Dataset entries
----

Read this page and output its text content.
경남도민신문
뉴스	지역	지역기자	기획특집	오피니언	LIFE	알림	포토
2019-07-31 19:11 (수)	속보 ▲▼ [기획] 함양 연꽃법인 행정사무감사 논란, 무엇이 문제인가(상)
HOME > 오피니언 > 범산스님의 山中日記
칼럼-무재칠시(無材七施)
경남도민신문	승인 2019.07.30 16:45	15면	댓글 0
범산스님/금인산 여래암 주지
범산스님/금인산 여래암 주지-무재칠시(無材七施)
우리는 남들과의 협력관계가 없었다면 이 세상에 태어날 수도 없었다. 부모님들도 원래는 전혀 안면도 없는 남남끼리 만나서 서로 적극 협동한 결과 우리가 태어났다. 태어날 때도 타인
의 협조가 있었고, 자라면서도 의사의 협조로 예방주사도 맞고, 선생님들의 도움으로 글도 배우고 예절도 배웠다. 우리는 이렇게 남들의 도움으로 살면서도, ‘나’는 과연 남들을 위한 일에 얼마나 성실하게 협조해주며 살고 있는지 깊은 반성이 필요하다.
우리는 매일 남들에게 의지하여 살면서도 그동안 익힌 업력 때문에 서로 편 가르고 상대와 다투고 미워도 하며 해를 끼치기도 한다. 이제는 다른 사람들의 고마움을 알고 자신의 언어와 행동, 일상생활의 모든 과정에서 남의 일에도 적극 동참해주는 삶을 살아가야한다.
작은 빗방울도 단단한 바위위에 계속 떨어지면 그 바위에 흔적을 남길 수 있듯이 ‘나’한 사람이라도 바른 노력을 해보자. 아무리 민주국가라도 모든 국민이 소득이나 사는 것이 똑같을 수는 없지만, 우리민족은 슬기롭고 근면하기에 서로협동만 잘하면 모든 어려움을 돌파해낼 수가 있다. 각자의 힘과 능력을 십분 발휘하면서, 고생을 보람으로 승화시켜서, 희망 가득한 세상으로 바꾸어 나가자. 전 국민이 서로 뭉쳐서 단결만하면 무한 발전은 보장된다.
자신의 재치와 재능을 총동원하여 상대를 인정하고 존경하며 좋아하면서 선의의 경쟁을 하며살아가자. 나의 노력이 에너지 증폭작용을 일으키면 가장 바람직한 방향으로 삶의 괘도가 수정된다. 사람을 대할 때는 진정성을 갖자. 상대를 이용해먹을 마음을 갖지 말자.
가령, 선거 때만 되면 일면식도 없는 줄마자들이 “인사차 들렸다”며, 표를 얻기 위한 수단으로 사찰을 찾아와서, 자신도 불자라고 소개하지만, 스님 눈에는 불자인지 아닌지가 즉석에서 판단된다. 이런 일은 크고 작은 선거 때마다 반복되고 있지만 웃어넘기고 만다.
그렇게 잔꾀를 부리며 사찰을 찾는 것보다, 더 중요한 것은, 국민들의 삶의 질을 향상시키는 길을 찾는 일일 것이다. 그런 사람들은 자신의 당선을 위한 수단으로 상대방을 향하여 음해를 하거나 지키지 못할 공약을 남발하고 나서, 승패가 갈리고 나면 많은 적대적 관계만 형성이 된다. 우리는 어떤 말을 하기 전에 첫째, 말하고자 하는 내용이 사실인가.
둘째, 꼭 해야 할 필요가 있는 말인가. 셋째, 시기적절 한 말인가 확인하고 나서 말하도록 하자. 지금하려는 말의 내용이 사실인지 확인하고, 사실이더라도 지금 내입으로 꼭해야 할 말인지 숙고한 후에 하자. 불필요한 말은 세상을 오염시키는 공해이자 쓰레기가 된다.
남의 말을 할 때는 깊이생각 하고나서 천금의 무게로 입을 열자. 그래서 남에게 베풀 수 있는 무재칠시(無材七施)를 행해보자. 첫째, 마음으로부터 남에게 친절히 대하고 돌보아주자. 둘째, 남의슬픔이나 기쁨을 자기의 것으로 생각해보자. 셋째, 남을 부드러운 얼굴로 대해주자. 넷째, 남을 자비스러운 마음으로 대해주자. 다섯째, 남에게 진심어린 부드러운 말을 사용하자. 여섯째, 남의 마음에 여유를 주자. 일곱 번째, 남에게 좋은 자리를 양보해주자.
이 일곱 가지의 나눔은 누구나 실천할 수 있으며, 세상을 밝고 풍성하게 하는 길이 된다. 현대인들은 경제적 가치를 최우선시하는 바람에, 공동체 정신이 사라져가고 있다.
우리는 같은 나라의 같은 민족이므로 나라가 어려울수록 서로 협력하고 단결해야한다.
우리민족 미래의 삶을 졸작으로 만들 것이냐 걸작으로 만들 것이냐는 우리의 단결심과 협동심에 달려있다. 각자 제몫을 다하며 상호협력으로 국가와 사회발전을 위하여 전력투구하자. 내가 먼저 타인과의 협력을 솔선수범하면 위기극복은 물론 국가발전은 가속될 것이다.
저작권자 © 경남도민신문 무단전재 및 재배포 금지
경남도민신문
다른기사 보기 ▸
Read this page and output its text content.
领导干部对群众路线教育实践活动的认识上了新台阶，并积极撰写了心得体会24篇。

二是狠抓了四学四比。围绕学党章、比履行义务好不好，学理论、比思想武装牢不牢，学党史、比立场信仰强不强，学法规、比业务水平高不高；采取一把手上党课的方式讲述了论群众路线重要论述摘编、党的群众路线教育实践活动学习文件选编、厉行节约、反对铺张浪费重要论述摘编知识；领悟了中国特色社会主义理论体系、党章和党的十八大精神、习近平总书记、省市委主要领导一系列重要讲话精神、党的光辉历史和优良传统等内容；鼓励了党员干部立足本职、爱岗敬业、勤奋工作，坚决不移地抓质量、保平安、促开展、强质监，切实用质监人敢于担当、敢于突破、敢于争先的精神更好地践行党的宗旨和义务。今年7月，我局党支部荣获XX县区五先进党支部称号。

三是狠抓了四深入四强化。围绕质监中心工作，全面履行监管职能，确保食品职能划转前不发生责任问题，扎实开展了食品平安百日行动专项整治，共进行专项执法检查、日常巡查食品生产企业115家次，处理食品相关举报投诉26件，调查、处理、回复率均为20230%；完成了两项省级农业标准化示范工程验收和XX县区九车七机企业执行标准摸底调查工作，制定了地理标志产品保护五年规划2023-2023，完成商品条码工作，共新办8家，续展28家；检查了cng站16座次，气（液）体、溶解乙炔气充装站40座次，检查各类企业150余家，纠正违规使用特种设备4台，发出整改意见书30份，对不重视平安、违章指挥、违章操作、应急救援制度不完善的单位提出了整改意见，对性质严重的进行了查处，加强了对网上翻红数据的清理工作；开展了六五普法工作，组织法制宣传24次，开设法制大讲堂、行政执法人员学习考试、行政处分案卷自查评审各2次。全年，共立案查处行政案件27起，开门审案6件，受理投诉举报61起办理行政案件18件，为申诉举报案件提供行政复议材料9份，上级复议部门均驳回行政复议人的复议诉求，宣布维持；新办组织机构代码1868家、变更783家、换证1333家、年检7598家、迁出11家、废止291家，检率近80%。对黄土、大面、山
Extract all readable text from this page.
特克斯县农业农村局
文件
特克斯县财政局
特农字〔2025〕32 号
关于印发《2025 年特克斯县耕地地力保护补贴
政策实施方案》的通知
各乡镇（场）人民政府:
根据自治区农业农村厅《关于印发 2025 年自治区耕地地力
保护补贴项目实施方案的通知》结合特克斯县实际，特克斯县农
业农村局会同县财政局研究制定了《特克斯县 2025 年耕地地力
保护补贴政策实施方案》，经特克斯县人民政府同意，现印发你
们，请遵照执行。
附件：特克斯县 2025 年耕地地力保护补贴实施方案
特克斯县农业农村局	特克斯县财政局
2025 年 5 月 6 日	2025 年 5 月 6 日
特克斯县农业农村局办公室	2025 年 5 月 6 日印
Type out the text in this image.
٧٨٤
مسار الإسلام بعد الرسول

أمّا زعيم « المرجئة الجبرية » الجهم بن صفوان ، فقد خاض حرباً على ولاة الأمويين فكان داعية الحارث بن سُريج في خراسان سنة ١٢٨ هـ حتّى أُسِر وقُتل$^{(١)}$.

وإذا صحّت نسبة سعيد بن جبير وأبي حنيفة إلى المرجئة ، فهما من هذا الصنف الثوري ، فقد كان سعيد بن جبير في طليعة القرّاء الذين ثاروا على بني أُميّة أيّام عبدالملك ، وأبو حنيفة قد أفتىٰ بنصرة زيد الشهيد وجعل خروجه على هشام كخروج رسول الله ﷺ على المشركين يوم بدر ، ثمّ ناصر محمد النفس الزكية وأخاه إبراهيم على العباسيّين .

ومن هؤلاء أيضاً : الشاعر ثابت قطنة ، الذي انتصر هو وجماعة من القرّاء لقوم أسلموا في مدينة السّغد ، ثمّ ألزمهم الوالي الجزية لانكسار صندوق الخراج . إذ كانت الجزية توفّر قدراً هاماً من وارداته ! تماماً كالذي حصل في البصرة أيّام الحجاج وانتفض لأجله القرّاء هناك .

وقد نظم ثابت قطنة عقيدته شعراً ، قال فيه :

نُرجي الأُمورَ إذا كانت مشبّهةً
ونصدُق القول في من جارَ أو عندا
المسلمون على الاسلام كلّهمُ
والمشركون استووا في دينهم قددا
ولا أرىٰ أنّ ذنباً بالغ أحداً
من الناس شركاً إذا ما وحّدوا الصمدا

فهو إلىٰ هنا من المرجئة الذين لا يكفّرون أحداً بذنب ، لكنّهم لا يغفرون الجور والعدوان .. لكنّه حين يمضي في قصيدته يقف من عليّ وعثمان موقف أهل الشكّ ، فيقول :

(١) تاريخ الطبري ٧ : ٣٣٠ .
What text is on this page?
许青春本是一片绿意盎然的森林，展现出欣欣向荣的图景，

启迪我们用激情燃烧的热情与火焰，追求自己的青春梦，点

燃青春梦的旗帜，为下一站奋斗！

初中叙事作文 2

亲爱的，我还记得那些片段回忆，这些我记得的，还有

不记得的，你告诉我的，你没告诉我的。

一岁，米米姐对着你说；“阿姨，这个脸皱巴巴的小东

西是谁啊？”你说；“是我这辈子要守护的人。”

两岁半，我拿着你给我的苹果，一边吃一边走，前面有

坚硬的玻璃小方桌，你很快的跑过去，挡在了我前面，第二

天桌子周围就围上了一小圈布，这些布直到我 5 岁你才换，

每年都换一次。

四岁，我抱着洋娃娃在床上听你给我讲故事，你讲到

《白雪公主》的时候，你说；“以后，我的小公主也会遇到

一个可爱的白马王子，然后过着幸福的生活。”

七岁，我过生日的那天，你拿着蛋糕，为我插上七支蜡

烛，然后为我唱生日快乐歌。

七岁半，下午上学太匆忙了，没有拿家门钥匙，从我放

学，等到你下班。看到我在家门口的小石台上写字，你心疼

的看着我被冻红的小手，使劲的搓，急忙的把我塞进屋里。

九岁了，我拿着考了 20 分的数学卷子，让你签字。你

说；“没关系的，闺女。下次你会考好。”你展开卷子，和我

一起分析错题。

----

Find each line holding the string "無材七施" and copy it out.

Task result:
칼럼-무재칠시(無材七施)
범산스님/금인산 여래암 주지-무재칠시(無材七施)
남의 말을 할 때는 깊이생각 하고나서 천금의 무게로 입을 열자. 그래서 남에게 베풀 수 있는 무재칠시(無材七施)를 행해보자. 첫째, 마음으로부터 남에게 친절히 대하고 돌보아주자. 둘째, 남의슬픔이나 기쁨을 자기의 것으로 생각해보자. 셋째, 남을 부드러운 얼굴로 대해주자. 넷째, 남을 자비스러운 마음으로 대해주자. 다섯째, 남에게 진심어린 부드러운 말을 사용하자. 여섯째, 남의 마음에 여유를 주자. 일곱 번째, 남에게 좋은 자리를 양보해주자.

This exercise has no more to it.